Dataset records

:::

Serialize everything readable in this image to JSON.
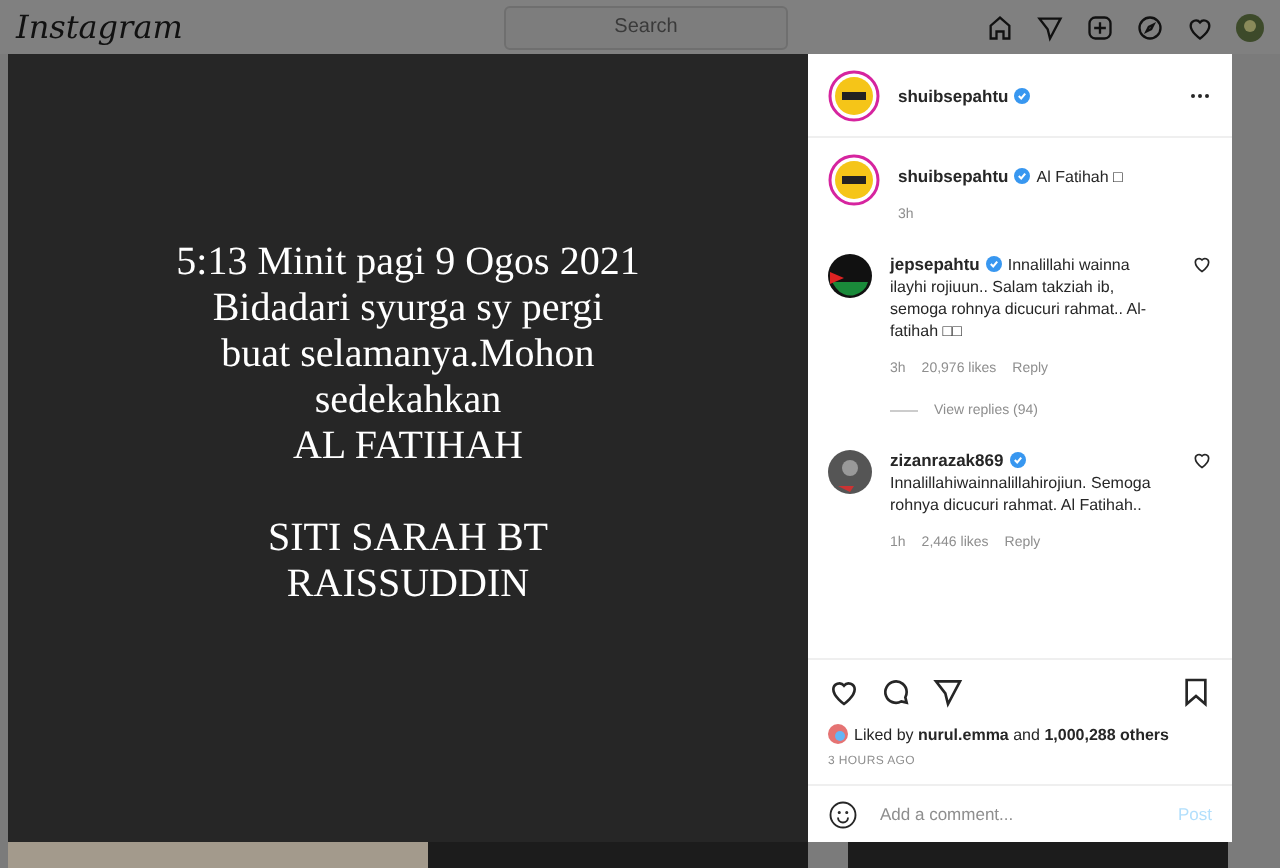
{
  "top_bar": {
    "logo": "Instagram",
    "search": {
      "placeholder": "Search"
    }
  },
  "post": {
    "paragraphs": [
      [
        "5:13 Minit pagi 9 Ogos 2021",
        "Bidadari syurga sy pergi",
        "buat selamanya.Mohon",
        "sedekahkan",
        "AL FATIHAH"
      ],
      [
        "SITI SARAH BT",
        "RAISSUDDIN"
      ]
    ]
  },
  "panel": {
    "author": {
      "username": "shuibsepahtu",
      "verified": true
    },
    "caption": {
      "username": "shuibsepahtu",
      "verified": true,
      "text": "Al Fatihah □",
      "time": "3h"
    },
    "comments": [
      {
        "username": "jepsepahtu",
        "verified": true,
        "text": "Innalillahi wainna ilayhi rojiuun.. Salam takziah ib, semoga rohnya dicucuri rahmat.. Al-fatihah □□",
        "time": "3h",
        "likes": "20,976 likes",
        "reply": "Reply",
        "view_replies": "View replies (94)",
        "liked": false
      },
      {
        "username": "zizanrazak869",
        "verified": true,
        "text": "Innalillahiwainnalillahirojiun. Semoga rohnya dicucuri rahmat. Al Fatihah..",
        "time": "1h",
        "likes": "2,446 likes",
        "reply": "Reply",
        "liked": false
      }
    ],
    "liked_by": {
      "prefix": "Liked by",
      "user": "nurul.emma",
      "middle": "and",
      "others": "1,000,288 others"
    },
    "posted": "3 HOURS AGO",
    "comment_field": {
      "placeholder": "Add a comment...",
      "post": "Post"
    }
  }
}
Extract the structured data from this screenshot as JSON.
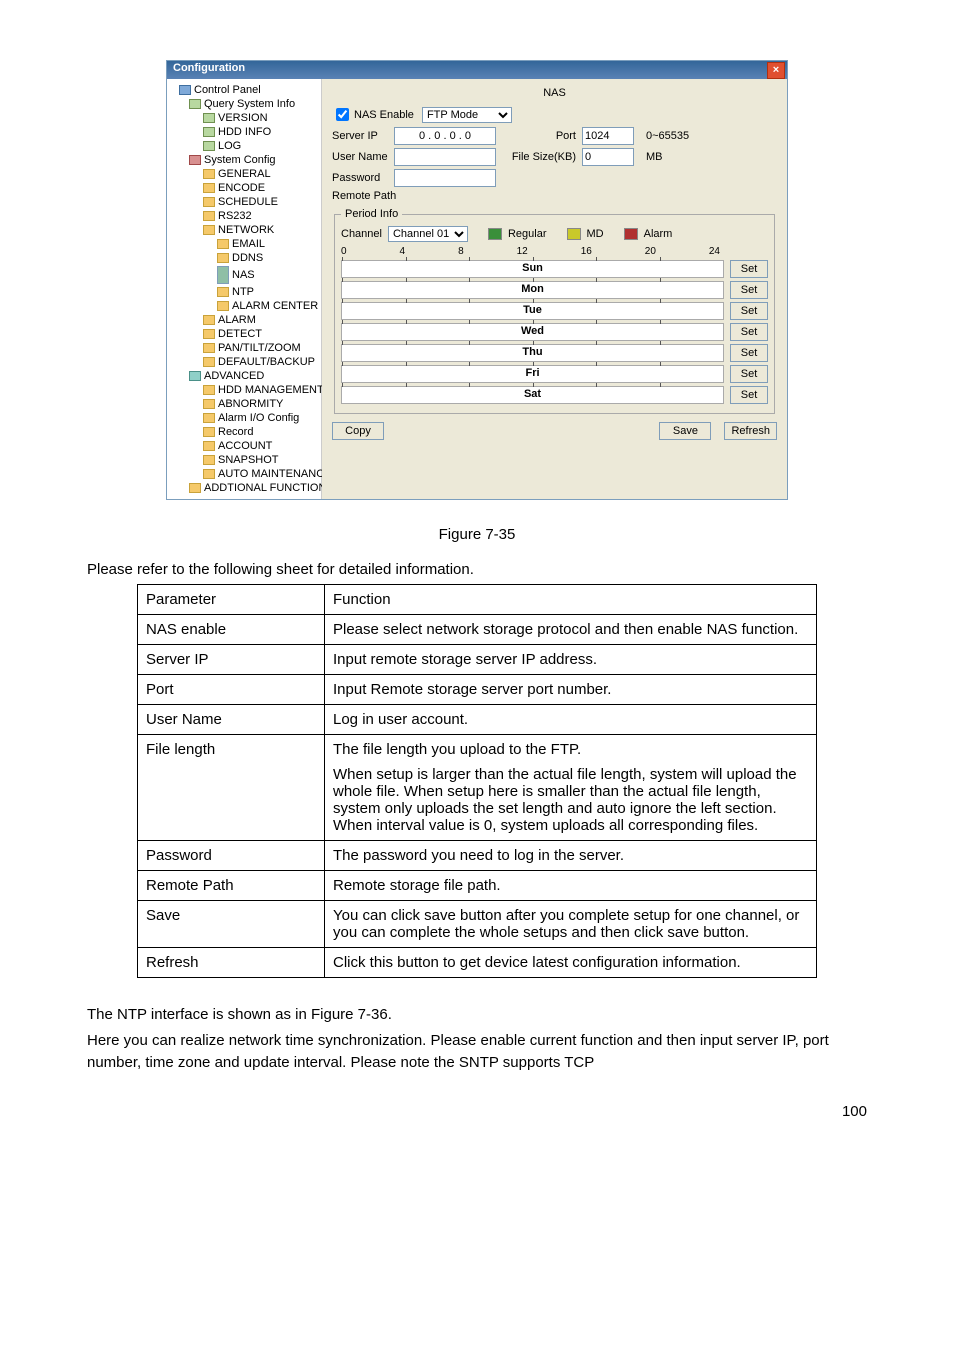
{
  "page_number": "100",
  "figure_caption": "Figure 7-35",
  "intro": "Please refer to the following sheet for detailed information.",
  "body1": "The NTP interface is shown as in Figure 7-36.",
  "body2": "Here you can realize network time synchronization. Please enable current function and then input server IP, port number, time zone and update interval. Please note the SNTP supports TCP",
  "win": {
    "title": "Configuration",
    "close": "×",
    "panel_title": "NAS",
    "tree": {
      "control": "Control Panel",
      "qsi": "Query System Info",
      "version": "VERSION",
      "hdd": "HDD INFO",
      "log": "LOG",
      "sys": "System Config",
      "general": "GENERAL",
      "encode": "ENCODE",
      "schedule": "SCHEDULE",
      "rs232": "RS232",
      "network": "NETWORK",
      "email": "EMAIL",
      "ddns": "DDNS",
      "nas": "NAS",
      "ntp": "NTP",
      "alarmcenter": "ALARM CENTER",
      "alarm": "ALARM",
      "detect": "DETECT",
      "ptz": "PAN/TILT/ZOOM",
      "default": "DEFAULT/BACKUP",
      "advanced": "ADVANCED",
      "hddm": "HDD MANAGEMENT",
      "abnorm": "ABNORMITY",
      "aio": "Alarm I/O Config",
      "record": "Record",
      "account": "ACCOUNT",
      "snapshot": "SNAPSHOT",
      "automaint": "AUTO MAINTENANCE",
      "addf": "ADDTIONAL FUNCTION"
    },
    "form": {
      "nas_enable": "NAS Enable",
      "ftp_mode": "FTP Mode",
      "server_ip": "Server IP",
      "ipval": "0 . 0 . 0 . 0",
      "port_l": "Port",
      "port_v": "1024",
      "port_r": "0~65535",
      "user": "User Name",
      "filesize_l": "File Size(KB)",
      "filesize_v": "0",
      "filesize_u": "MB",
      "password": "Password",
      "remote": "Remote Path",
      "period": "Period Info",
      "channel_l": "Channel",
      "channel_v": "Channel 01",
      "regular": "Regular",
      "md": "MD",
      "alarm": "Alarm",
      "axis": {
        "t0": "0",
        "t4": "4",
        "t8": "8",
        "t12": "12",
        "t16": "16",
        "t20": "20",
        "t24": "24"
      },
      "days": {
        "sun": "Sun",
        "mon": "Mon",
        "tue": "Tue",
        "wed": "Wed",
        "thu": "Thu",
        "fri": "Fri",
        "sat": "Sat"
      },
      "set": "Set",
      "copy": "Copy",
      "save": "Save",
      "refresh": "Refresh"
    }
  },
  "table": {
    "h1": "Parameter",
    "h2": "Function",
    "rows": [
      {
        "p": "NAS enable",
        "f": "Please select network storage protocol and then enable NAS function."
      },
      {
        "p": "Server IP",
        "f": "Input remote storage server IP address."
      },
      {
        "p": "Port",
        "f": "Input Remote storage server port number."
      },
      {
        "p": "User Name",
        "f": "Log in user account."
      },
      {
        "p": "File length",
        "f_a": "The file length you upload to the FTP.",
        "f_b": "When setup is larger than the actual file length, system will upload the whole file. When setup here is smaller than the actual file length, system only uploads the set length and auto ignore the left section. When interval value is 0, system uploads all corresponding files."
      },
      {
        "p": "Password",
        "f": "The password you need to log in the server."
      },
      {
        "p": "Remote Path",
        "f": "Remote storage file path."
      },
      {
        "p": "Save",
        "f": "You can click save button after you complete setup for one channel, or you can complete the whole setups and then click save button."
      },
      {
        "p": "Refresh",
        "f": "Click this button to get device latest configuration information."
      }
    ]
  }
}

:::

### Task goal
Output the full set of records above without changing a word, and drop the images.

### Written reply
Serialize everything readable in this image to JSON.
{
  "top_bar": {
    "logo": "Instagram",
    "search": {
      "placeholder": "Search"
    }
  },
  "post": {
    "paragraphs": [
      [
        "5:13 Minit pagi 9 Ogos 2021",
        "Bidadari syurga sy pergi",
        "buat selamanya.Mohon",
        "sedekahkan",
        "AL FATIHAH"
      ],
      [
        "SITI SARAH BT",
        "RAISSUDDIN"
      ]
    ]
  },
  "panel": {
    "author": {
      "username": "shuibsepahtu",
      "verified": true
    },
    "caption": {
      "username": "shuibsepahtu",
      "verified": true,
      "text": "Al Fatihah □",
      "time": "3h"
    },
    "comments": [
      {
        "username": "jepsepahtu",
        "verified": true,
        "text": "Innalillahi wainna ilayhi rojiuun.. Salam takziah ib, semoga rohnya dicucuri rahmat.. Al-fatihah □□",
        "time": "3h",
        "likes": "20,976 likes",
        "reply": "Reply",
        "view_replies": "View replies (94)",
        "liked": false
      },
      {
        "username": "zizanrazak869",
        "verified": true,
        "text": "Innalillahiwainnalillahirojiun. Semoga rohnya dicucuri rahmat. Al Fatihah..",
        "time": "1h",
        "likes": "2,446 likes",
        "reply": "Reply",
        "liked": false
      }
    ],
    "liked_by": {
      "prefix": "Liked by",
      "user": "nurul.emma",
      "middle": "and",
      "others": "1,000,288 others"
    },
    "posted": "3 HOURS AGO",
    "comment_field": {
      "placeholder": "Add a comment...",
      "post": "Post"
    }
  }
}
Extract the structured data from this screenshot as JSON.
{
  "page_number": "100",
  "figure_caption": "Figure 7-35",
  "intro": "Please refer to the following sheet for detailed information.",
  "body1": "The NTP interface is shown as in Figure 7-36.",
  "body2": "Here you can realize network time synchronization. Please enable current function and then input server IP, port number, time zone and update interval. Please note the SNTP supports TCP",
  "win": {
    "title": "Configuration",
    "close": "×",
    "panel_title": "NAS",
    "tree": {
      "control": "Control Panel",
      "qsi": "Query System Info",
      "version": "VERSION",
      "hdd": "HDD INFO",
      "log": "LOG",
      "sys": "System Config",
      "general": "GENERAL",
      "encode": "ENCODE",
      "schedule": "SCHEDULE",
      "rs232": "RS232",
      "network": "NETWORK",
      "email": "EMAIL",
      "ddns": "DDNS",
      "nas": "NAS",
      "ntp": "NTP",
      "alarmcenter": "ALARM CENTER",
      "alarm": "ALARM",
      "detect": "DETECT",
      "ptz": "PAN/TILT/ZOOM",
      "default": "DEFAULT/BACKUP",
      "advanced": "ADVANCED",
      "hddm": "HDD MANAGEMENT",
      "abnorm": "ABNORMITY",
      "aio": "Alarm I/O Config",
      "record": "Record",
      "account": "ACCOUNT",
      "snapshot": "SNAPSHOT",
      "automaint": "AUTO MAINTENANCE",
      "addf": "ADDTIONAL FUNCTION"
    },
    "form": {
      "nas_enable": "NAS Enable",
      "ftp_mode": "FTP Mode",
      "server_ip": "Server IP",
      "ipval": "0 . 0 . 0 . 0",
      "port_l": "Port",
      "port_v": "1024",
      "port_r": "0~65535",
      "user": "User Name",
      "filesize_l": "File Size(KB)",
      "filesize_v": "0",
      "filesize_u": "MB",
      "password": "Password",
      "remote": "Remote Path",
      "period": "Period Info",
      "channel_l": "Channel",
      "channel_v": "Channel 01",
      "regular": "Regular",
      "md": "MD",
      "alarm": "Alarm",
      "axis": {
        "t0": "0",
        "t4": "4",
        "t8": "8",
        "t12": "12",
        "t16": "16",
        "t20": "20",
        "t24": "24"
      },
      "days": {
        "sun": "Sun",
        "mon": "Mon",
        "tue": "Tue",
        "wed": "Wed",
        "thu": "Thu",
        "fri": "Fri",
        "sat": "Sat"
      },
      "set": "Set",
      "copy": "Copy",
      "save": "Save",
      "refresh": "Refresh"
    }
  },
  "table": {
    "h1": "Parameter",
    "h2": "Function",
    "rows": [
      {
        "p": "NAS enable",
        "f": "Please select network storage protocol and then enable NAS function."
      },
      {
        "p": "Server IP",
        "f": "Input remote storage server IP address."
      },
      {
        "p": "Port",
        "f": "Input Remote storage server port number."
      },
      {
        "p": "User Name",
        "f": "Log in user account."
      },
      {
        "p": "File length",
        "f_a": "The file length you upload to the FTP.",
        "f_b": "When setup is larger than the actual file length, system will upload the whole file. When setup here is smaller than the actual file length, system only uploads the set length and auto ignore the left section. When interval value is 0, system uploads all corresponding files."
      },
      {
        "p": "Password",
        "f": "The password you need to log in the server."
      },
      {
        "p": "Remote Path",
        "f": "Remote storage file path."
      },
      {
        "p": "Save",
        "f": "You can click save button after you complete setup for one channel, or you can complete the whole setups and then click save button."
      },
      {
        "p": "Refresh",
        "f": "Click this button to get device latest configuration information."
      }
    ]
  }
}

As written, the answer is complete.